Rows from a figure dataset:

--- --- ---

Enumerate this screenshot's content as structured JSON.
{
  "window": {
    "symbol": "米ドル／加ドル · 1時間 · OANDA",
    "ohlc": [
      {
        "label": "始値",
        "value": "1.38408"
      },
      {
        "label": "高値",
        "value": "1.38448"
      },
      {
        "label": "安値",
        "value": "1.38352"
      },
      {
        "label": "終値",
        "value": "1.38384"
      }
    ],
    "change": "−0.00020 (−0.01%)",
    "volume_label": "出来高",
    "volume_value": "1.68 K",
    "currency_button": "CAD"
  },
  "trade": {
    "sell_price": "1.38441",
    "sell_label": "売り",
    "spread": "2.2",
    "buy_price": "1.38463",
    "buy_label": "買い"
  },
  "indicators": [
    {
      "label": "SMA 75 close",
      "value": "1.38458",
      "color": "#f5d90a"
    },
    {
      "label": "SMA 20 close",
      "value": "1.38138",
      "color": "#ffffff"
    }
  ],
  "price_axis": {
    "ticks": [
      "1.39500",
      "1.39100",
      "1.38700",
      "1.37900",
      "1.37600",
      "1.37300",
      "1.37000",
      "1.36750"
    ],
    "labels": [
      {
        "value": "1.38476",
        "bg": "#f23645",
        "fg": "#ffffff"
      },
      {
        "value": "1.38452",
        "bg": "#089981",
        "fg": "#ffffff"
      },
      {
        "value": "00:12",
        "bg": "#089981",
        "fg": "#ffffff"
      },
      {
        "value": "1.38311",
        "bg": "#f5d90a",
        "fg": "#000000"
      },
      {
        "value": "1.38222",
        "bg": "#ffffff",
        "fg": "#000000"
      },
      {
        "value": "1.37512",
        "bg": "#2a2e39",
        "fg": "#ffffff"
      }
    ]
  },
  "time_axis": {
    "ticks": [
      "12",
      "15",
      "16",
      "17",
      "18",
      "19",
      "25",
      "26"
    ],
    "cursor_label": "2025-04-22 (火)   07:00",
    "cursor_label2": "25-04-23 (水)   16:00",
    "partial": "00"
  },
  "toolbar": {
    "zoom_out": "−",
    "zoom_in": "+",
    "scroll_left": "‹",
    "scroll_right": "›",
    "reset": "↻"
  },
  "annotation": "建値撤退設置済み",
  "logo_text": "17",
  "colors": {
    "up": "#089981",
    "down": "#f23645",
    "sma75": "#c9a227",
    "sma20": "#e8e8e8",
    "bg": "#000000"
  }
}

--- --- ---

■ Instruction: Among the entries above, how many lines hold the string "close"? Give the number by itself.

■ Written solution: 2